Dataset records

===

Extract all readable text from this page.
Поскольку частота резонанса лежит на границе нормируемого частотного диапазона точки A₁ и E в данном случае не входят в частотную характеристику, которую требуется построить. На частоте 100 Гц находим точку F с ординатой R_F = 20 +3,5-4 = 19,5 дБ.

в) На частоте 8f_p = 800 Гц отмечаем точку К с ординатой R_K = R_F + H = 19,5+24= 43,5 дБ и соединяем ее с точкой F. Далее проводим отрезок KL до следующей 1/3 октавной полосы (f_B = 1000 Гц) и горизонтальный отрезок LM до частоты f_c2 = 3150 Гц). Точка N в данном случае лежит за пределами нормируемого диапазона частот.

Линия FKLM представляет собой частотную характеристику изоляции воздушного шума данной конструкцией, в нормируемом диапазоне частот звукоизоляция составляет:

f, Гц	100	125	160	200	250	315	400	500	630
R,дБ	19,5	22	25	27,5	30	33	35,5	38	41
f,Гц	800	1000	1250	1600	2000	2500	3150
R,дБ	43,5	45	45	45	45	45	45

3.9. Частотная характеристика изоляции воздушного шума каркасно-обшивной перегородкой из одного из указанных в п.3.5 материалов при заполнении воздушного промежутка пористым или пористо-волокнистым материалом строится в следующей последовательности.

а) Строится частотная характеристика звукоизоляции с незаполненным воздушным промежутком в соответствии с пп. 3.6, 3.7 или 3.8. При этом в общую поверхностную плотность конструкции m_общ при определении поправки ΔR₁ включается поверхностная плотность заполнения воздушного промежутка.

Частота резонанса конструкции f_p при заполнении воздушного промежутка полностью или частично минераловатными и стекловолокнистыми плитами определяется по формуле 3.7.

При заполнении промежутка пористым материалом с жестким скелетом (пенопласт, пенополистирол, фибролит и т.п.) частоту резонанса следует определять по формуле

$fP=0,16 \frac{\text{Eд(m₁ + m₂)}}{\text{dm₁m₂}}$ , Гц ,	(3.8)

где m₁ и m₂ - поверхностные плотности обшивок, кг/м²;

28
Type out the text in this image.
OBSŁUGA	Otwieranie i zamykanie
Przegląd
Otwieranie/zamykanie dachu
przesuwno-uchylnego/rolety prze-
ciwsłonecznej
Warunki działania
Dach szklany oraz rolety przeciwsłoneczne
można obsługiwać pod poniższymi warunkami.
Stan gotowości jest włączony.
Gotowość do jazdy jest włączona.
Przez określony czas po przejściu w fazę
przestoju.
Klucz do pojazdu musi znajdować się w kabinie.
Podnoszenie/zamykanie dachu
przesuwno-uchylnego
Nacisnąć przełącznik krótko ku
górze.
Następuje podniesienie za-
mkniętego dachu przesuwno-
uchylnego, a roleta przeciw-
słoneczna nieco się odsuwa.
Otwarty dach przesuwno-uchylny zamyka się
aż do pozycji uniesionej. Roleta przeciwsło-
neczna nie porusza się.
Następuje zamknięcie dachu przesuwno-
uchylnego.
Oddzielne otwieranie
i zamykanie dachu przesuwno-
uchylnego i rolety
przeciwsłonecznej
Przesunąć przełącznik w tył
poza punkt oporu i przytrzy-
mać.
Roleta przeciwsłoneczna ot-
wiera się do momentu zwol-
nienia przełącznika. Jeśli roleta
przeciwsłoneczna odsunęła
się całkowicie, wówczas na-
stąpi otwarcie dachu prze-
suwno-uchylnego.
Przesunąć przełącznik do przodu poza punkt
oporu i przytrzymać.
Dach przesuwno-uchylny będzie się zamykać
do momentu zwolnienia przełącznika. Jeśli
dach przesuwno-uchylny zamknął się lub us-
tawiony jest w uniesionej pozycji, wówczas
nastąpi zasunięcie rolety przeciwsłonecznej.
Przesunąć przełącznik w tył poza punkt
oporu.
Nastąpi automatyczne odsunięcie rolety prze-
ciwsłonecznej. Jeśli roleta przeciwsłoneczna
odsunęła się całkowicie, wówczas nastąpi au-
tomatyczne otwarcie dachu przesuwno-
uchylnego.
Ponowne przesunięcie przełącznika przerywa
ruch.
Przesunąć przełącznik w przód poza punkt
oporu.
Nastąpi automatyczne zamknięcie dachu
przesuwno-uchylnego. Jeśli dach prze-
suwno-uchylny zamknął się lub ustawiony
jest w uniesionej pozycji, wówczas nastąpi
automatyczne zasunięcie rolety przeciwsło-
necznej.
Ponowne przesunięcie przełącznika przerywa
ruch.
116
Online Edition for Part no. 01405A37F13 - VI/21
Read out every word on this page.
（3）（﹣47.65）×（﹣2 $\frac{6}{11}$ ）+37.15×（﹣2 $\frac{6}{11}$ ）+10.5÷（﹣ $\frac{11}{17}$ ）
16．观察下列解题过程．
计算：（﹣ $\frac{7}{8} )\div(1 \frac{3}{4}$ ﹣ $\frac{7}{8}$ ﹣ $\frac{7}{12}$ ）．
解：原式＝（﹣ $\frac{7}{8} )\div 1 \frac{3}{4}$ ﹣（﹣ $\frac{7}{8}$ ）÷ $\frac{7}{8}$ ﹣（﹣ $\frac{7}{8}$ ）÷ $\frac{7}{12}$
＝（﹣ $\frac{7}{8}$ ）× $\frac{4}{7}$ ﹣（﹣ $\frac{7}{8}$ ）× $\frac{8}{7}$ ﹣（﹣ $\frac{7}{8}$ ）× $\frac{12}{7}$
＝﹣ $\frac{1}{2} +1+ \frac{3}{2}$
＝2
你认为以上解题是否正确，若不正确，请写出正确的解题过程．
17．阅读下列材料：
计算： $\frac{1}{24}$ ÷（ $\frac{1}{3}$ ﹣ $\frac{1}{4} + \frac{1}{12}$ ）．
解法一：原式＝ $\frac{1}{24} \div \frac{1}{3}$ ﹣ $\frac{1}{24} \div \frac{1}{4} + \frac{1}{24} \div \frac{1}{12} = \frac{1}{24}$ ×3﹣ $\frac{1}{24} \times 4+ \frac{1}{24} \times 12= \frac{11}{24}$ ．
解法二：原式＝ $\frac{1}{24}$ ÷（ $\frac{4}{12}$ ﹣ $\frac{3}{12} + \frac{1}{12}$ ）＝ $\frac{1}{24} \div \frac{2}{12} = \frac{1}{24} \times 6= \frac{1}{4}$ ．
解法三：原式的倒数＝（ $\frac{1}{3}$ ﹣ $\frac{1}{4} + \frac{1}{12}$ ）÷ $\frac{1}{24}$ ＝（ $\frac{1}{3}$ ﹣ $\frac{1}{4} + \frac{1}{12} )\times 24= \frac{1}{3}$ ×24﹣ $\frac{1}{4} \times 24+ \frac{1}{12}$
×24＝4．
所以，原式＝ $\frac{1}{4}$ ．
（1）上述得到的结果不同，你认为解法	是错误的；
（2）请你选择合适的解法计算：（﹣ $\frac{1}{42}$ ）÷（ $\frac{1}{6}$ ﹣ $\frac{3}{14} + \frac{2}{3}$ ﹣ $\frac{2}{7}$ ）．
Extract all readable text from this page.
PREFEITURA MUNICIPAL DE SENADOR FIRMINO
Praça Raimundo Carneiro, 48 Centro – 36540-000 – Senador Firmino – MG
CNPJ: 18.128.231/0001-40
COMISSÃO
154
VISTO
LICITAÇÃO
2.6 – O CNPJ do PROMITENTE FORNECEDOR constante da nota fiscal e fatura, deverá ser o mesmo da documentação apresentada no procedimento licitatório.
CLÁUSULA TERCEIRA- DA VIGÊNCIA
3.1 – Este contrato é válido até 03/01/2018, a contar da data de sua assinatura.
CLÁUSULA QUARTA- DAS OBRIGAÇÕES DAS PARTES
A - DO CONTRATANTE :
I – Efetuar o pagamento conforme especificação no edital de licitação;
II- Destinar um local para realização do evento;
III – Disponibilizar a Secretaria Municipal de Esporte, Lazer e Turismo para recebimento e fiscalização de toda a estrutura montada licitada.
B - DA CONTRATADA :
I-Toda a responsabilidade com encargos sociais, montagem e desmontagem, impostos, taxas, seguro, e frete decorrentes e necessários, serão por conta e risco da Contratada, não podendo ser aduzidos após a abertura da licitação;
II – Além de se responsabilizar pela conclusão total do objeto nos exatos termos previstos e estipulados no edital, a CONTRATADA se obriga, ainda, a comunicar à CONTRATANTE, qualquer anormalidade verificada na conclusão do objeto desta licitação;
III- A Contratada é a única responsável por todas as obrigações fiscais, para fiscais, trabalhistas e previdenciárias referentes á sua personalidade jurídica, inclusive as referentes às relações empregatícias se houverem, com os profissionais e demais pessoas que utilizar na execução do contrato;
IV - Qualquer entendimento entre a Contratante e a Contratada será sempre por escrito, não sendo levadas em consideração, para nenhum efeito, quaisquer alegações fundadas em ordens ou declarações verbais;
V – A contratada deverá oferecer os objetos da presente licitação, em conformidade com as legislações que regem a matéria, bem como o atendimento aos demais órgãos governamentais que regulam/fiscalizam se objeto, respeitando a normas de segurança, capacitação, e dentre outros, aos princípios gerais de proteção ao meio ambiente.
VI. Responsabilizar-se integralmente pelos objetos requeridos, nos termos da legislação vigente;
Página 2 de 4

===

Each line in the listing above that contains "точку" should be copied.

Solution for this exercise:
Поскольку частота резонанса лежит на границе нормируемого частотного диапазона точки A₁ и E в данном случае не входят в частотную характеристику, которую требуется построить. На частоте 100 Гц находим точку F с ординатой R_F = 20 +3,5-4 = 19,5 дБ.
в) На частоте 8f_p = 800 Гц отмечаем точку К с ординатой R_K = R_F + H = 19,5+24= 43,5 дБ и соединяем ее с точкой F. Далее проводим отрезок KL до следующей 1/3 октавной полосы (f_B = 1000 Гц) и горизонтальный отрезок LM до частоты f_c2 = 3150 Гц). Точка N в данном случае лежит за пределами нормируемого диапазона частот.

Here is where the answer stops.